(Source data)

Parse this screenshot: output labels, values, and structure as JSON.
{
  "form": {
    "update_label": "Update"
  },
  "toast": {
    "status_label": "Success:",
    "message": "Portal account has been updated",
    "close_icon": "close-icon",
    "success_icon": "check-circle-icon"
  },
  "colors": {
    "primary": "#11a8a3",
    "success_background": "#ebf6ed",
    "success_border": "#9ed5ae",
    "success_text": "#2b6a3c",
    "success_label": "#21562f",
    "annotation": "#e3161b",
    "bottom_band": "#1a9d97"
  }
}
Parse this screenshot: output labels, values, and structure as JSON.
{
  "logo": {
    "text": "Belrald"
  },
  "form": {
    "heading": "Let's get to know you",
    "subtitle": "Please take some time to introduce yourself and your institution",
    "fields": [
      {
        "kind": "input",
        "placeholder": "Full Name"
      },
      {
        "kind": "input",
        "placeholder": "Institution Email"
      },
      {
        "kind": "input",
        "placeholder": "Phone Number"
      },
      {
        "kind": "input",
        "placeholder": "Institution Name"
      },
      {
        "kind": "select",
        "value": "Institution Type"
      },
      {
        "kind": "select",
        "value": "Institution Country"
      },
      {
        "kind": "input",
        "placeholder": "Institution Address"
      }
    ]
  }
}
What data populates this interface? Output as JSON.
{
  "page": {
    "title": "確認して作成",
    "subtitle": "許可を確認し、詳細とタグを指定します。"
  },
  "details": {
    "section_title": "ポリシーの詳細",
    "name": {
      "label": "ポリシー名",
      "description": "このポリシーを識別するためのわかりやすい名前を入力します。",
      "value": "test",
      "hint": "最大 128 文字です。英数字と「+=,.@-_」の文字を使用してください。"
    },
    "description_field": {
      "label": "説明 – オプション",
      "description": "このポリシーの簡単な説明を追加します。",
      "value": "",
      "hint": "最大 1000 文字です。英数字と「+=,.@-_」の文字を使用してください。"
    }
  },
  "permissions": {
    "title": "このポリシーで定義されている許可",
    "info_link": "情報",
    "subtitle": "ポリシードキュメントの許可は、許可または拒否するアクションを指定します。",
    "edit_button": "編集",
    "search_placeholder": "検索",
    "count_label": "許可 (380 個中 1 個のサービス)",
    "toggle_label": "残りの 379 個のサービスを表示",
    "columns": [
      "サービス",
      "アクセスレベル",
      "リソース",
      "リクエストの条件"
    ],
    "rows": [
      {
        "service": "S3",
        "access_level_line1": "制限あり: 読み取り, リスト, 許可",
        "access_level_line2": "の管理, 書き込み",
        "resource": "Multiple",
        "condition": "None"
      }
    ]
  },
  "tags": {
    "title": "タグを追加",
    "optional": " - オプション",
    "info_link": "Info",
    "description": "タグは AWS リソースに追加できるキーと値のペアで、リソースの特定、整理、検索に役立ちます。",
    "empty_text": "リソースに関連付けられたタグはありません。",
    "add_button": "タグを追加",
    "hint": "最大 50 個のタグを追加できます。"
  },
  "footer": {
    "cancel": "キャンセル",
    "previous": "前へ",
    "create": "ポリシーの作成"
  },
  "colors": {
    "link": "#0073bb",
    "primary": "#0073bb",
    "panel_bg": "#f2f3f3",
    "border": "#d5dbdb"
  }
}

• WHAT TO DO:
Every line above should be written out again exactly as it stands.

• FULL ANSWER:
Parse this screenshot: output labels, values, and structure as JSON.
{
  "form": {
    "update_label": "Update"
  },
  "toast": {
    "status_label": "Success:",
    "message": "Portal account has been updated",
    "close_icon": "close-icon",
    "success_icon": "check-circle-icon"
  },
  "colors": {
    "primary": "#11a8a3",
    "success_background": "#ebf6ed",
    "success_border": "#9ed5ae",
    "success_text": "#2b6a3c",
    "success_label": "#21562f",
    "annotation": "#e3161b",
    "bottom_band": "#1a9d97"
  }
}
Parse this screenshot: output labels, values, and structure as JSON.
{
  "logo": {
    "text": "Belrald"
  },
  "form": {
    "heading": "Let's get to know you",
    "subtitle": "Please take some time to introduce yourself and your institution",
    "fields": [
      {
        "kind": "input",
        "placeholder": "Full Name"
      },
      {
        "kind": "input",
        "placeholder": "Institution Email"
      },
      {
        "kind": "input",
        "placeholder": "Phone Number"
      },
      {
        "kind": "input",
        "placeholder": "Institution Name"
      },
      {
        "kind": "select",
        "value": "Institution Type"
      },
      {
        "kind": "select",
        "value": "Institution Country"
      },
      {
        "kind": "input",
        "placeholder": "Institution Address"
      }
    ]
  }
}
What data populates this interface? Output as JSON.
{
  "page": {
    "title": "確認して作成",
    "subtitle": "許可を確認し、詳細とタグを指定します。"
  },
  "details": {
    "section_title": "ポリシーの詳細",
    "name": {
      "label": "ポリシー名",
      "description": "このポリシーを識別するためのわかりやすい名前を入力します。",
      "value": "test",
      "hint": "最大 128 文字です。英数字と「+=,.@-_」の文字を使用してください。"
    },
    "description_field": {
      "label": "説明 – オプション",
      "description": "このポリシーの簡単な説明を追加します。",
      "value": "",
      "hint": "最大 1000 文字です。英数字と「+=,.@-_」の文字を使用してください。"
    }
  },
  "permissions": {
    "title": "このポリシーで定義されている許可",
    "info_link": "情報",
    "subtitle": "ポリシードキュメントの許可は、許可または拒否するアクションを指定します。",
    "edit_button": "編集",
    "search_placeholder": "検索",
    "count_label": "許可 (380 個中 1 個のサービス)",
    "toggle_label": "残りの 379 個のサービスを表示",
    "columns": [
      "サービス",
      "アクセスレベル",
      "リソース",
      "リクエストの条件"
    ],
    "rows": [
      {
        "service": "S3",
        "access_level_line1": "制限あり: 読み取り, リスト, 許可",
        "access_level_line2": "の管理, 書き込み",
        "resource": "Multiple",
        "condition": "None"
      }
    ]
  },
  "tags": {
    "title": "タグを追加",
    "optional": " - オプション",
    "info_link": "Info",
    "description": "タグは AWS リソースに追加できるキーと値のペアで、リソースの特定、整理、検索に役立ちます。",
    "empty_text": "リソースに関連付けられたタグはありません。",
    "add_button": "タグを追加",
    "hint": "最大 50 個のタグを追加できます。"
  },
  "footer": {
    "cancel": "キャンセル",
    "previous": "前へ",
    "create": "ポリシーの作成"
  },
  "colors": {
    "link": "#0073bb",
    "primary": "#0073bb",
    "panel_bg": "#f2f3f3",
    "border": "#d5dbdb"
  }
}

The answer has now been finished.